---------- Document section ----------

Thursday, March 22, 2012

The Marriage Plot


I tell my students, language is music.  Written words are musical notation.  The music of a piece of fiction establishes the way in which it is to be read, and, in the largest sense, what it means.  It is essential to remember that characters have a music as well, a pitch and tempo, just as real people do.  To make them believable, you must always be aware of what they would or would not say, where stresses would or would not fall.” 
-Marilynne Robinson, When I Was a Child I Read Books
The music of Eugenides new book, The Marriage Plot, is set at a pitch and tempo which sings out that the author’s voice and experience is the primary voice.  In fact, I would argue that this book is probably based more on Eugenides personal experiences than any of his other novels.  His voice comes through most loudly in the character of Madeleine.  Madeleine is the apex of a love triangle that provides the relational geometry of the book.  A passionate but bipolar biologist, a spiritually searching and philosophically sensitive mystic, and a Victorian literature loving, sexually needy Brown graduate make up the primary characters in the novel.

Eugenides' voice and purpose in writing the novel comes through loudly in the first 50 pages in the reflections of Madeleine on her undergraduate class in semiotics (the study of the signs/symbols/analogies that make up the meaning of language or deconstruct it).  

Eugenides writes, 
Madeleine had a feeling that most semiotic theorists had been unpopular as children, often bullied or overlooked, and so had directed their lingering rage onto literature.  They wanted to demote the author.  They wanted a book, that hard-won, transcendent thing, to be a text, contingent, indeterminate, and open for suggestions.  They wanted the reader to be the main thing.  Because they were readers.
Whereas Madeleine was perfectly happy with the idea of genius.  She wanted a book to take her places she couldn’t go herself.  She thought a writer should work harder writing a book than she did reading it.  When it came to letters and literature, Madeleine championed a virtue that had fallen out of esteem: namely, clarity” (The Marriage Plot 42).

---------- Study material ----------

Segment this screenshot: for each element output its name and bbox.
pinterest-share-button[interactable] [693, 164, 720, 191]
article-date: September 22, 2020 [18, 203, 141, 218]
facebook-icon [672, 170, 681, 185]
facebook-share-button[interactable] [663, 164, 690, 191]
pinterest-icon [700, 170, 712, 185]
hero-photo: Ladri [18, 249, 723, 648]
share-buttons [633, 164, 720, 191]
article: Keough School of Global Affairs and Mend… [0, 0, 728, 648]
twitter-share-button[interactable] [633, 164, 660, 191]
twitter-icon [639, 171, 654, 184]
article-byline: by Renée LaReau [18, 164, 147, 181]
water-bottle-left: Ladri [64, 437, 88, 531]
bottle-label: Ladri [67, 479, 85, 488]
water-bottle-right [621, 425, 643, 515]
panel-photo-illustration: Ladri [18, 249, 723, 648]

----------

According to the review of The Marriage Plot, what virtue did Madeleine champion when it came to letters and literature?

■ Result for this task
Clarity.